**OBJECTIVE**.
Write every record out again exactly as given.
DATA TO USE start
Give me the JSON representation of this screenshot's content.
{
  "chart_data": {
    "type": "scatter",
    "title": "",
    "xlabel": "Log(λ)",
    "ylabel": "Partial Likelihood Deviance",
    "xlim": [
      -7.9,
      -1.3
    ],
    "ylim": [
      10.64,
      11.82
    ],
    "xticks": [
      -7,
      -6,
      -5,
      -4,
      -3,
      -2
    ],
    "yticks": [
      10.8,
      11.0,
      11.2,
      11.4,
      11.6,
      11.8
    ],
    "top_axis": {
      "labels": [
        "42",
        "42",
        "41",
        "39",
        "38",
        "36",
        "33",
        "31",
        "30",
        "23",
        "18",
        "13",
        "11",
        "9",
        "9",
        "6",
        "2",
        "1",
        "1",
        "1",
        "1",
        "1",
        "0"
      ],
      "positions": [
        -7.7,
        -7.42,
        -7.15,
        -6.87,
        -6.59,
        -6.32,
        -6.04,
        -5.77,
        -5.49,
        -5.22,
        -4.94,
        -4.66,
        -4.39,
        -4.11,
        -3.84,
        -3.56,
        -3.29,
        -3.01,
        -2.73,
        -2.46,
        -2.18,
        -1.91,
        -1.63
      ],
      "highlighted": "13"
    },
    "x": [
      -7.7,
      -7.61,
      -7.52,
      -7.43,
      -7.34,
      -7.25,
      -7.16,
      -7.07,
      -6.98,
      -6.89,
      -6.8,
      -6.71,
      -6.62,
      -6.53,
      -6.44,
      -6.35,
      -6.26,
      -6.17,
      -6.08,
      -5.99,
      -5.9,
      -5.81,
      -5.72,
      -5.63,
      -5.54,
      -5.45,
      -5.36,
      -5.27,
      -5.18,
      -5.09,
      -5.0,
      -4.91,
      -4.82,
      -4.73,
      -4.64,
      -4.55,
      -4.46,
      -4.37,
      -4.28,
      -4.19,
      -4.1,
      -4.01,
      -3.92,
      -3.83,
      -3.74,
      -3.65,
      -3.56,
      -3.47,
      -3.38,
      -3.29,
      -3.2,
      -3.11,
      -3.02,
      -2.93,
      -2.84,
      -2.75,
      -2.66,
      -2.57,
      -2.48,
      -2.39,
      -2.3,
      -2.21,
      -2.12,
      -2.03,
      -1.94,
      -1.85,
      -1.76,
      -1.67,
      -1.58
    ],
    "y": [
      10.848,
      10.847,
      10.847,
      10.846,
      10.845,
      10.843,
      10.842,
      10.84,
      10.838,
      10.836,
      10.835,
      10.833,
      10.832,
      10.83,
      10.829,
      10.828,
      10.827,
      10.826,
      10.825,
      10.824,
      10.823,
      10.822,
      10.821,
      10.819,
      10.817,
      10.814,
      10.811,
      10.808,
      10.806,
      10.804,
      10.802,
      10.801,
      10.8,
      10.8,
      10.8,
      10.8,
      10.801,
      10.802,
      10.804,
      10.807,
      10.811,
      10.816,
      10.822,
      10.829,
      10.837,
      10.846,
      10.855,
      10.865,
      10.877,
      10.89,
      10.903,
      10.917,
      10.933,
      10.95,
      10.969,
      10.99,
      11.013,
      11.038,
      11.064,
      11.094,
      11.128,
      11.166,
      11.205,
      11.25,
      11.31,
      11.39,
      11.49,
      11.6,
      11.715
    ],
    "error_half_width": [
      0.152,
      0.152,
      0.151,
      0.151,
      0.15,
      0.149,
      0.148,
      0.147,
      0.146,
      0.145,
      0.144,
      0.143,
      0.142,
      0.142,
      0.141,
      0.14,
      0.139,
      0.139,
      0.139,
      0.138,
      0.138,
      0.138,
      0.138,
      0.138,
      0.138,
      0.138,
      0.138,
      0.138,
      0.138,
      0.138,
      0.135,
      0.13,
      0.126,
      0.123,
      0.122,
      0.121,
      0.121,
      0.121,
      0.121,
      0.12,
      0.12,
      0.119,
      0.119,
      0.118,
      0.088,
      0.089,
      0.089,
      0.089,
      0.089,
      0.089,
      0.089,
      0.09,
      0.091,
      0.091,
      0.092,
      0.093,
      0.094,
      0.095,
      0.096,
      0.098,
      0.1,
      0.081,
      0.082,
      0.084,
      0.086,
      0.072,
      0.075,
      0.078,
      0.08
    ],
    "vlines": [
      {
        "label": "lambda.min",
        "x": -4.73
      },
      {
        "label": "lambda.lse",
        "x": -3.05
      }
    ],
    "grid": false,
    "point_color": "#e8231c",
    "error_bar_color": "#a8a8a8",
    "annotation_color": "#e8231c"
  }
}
DATA TO USE end
**RESPONSE**.
Give me the JSON representation of this screenshot's content.
{
  "chart_data": {
    "type": "scatter",
    "title": "",
    "xlabel": "Log(λ)",
    "ylabel": "Partial Likelihood Deviance",
    "xlim": [
      -7.9,
      -1.3
    ],
    "ylim": [
      10.64,
      11.82
    ],
    "xticks": [
      -7,
      -6,
      -5,
      -4,
      -3,
      -2
    ],
    "yticks": [
      10.8,
      11.0,
      11.2,
      11.4,
      11.6,
      11.8
    ],
    "top_axis": {
      "labels": [
        "42",
        "42",
        "41",
        "39",
        "38",
        "36",
        "33",
        "31",
        "30",
        "23",
        "18",
        "13",
        "11",
        "9",
        "9",
        "6",
        "2",
        "1",
        "1",
        "1",
        "1",
        "1",
        "0"
      ],
      "positions": [
        -7.7,
        -7.42,
        -7.15,
        -6.87,
        -6.59,
        -6.32,
        -6.04,
        -5.77,
        -5.49,
        -5.22,
        -4.94,
        -4.66,
        -4.39,
        -4.11,
        -3.84,
        -3.56,
        -3.29,
        -3.01,
        -2.73,
        -2.46,
        -2.18,
        -1.91,
        -1.63
      ],
      "highlighted": "13"
    },
    "x": [
      -7.7,
      -7.61,
      -7.52,
      -7.43,
      -7.34,
      -7.25,
      -7.16,
      -7.07,
      -6.98,
      -6.89,
      -6.8,
      -6.71,
      -6.62,
      -6.53,
      -6.44,
      -6.35,
      -6.26,
      -6.17,
      -6.08,
      -5.99,
      -5.9,
      -5.81,
      -5.72,
      -5.63,
      -5.54,
      -5.45,
      -5.36,
      -5.27,
      -5.18,
      -5.09,
      -5.0,
      -4.91,
      -4.82,
      -4.73,
      -4.64,
      -4.55,
      -4.46,
      -4.37,
      -4.28,
      -4.19,
      -4.1,
      -4.01,
      -3.92,
      -3.83,
      -3.74,
      -3.65,
      -3.56,
      -3.47,
      -3.38,
      -3.29,
      -3.2,
      -3.11,
      -3.02,
      -2.93,
      -2.84,
      -2.75,
      -2.66,
      -2.57,
      -2.48,
      -2.39,
      -2.3,
      -2.21,
      -2.12,
      -2.03,
      -1.94,
      -1.85,
      -1.76,
      -1.67,
      -1.58
    ],
    "y": [
      10.848,
      10.847,
      10.847,
      10.846,
      10.845,
      10.843,
      10.842,
      10.84,
      10.838,
      10.836,
      10.835,
      10.833,
      10.832,
      10.83,
      10.829,
      10.828,
      10.827,
      10.826,
      10.825,
      10.824,
      10.823,
      10.822,
      10.821,
      10.819,
      10.817,
      10.814,
      10.811,
      10.808,
      10.806,
      10.804,
      10.802,
      10.801,
      10.8,
      10.8,
      10.8,
      10.8,
      10.801,
      10.802,
      10.804,
      10.807,
      10.811,
      10.816,
      10.822,
      10.829,
      10.837,
      10.846,
      10.855,
      10.865,
      10.877,
      10.89,
      10.903,
      10.917,
      10.933,
      10.95,
      10.969,
      10.99,
      11.013,
      11.038,
      11.064,
      11.094,
      11.128,
      11.166,
      11.205,
      11.25,
      11.31,
      11.39,
      11.49,
      11.6,
      11.715
    ],
    "error_half_width": [
      0.152,
      0.152,
      0.151,
      0.151,
      0.15,
      0.149,
      0.148,
      0.147,
      0.146,
      0.145,
      0.144,
      0.143,
      0.142,
      0.142,
      0.141,
      0.14,
      0.139,
      0.139,
      0.139,
      0.138,
      0.138,
      0.138,
      0.138,
      0.138,
      0.138,
      0.138,
      0.138,
      0.138,
      0.138,
      0.138,
      0.135,
      0.13,
      0.126,
      0.123,
      0.122,
      0.121,
      0.121,
      0.121,
      0.121,
      0.12,
      0.12,
      0.119,
      0.119,
      0.118,
      0.088,
      0.089,
      0.089,
      0.089,
      0.089,
      0.089,
      0.089,
      0.09,
      0.091,
      0.091,
      0.092,
      0.093,
      0.094,
      0.095,
      0.096,
      0.098,
      0.1,
      0.081,
      0.082,
      0.084,
      0.086,
      0.072,
      0.075,
      0.078,
      0.08
    ],
    "vlines": [
      {
        "label": "lambda.min",
        "x": -4.73
      },
      {
        "label": "lambda.lse",
        "x": -3.05
      }
    ],
    "grid": false,
    "point_color": "#e8231c",
    "error_bar_color": "#a8a8a8",
    "annotation_color": "#e8231c"
  }
}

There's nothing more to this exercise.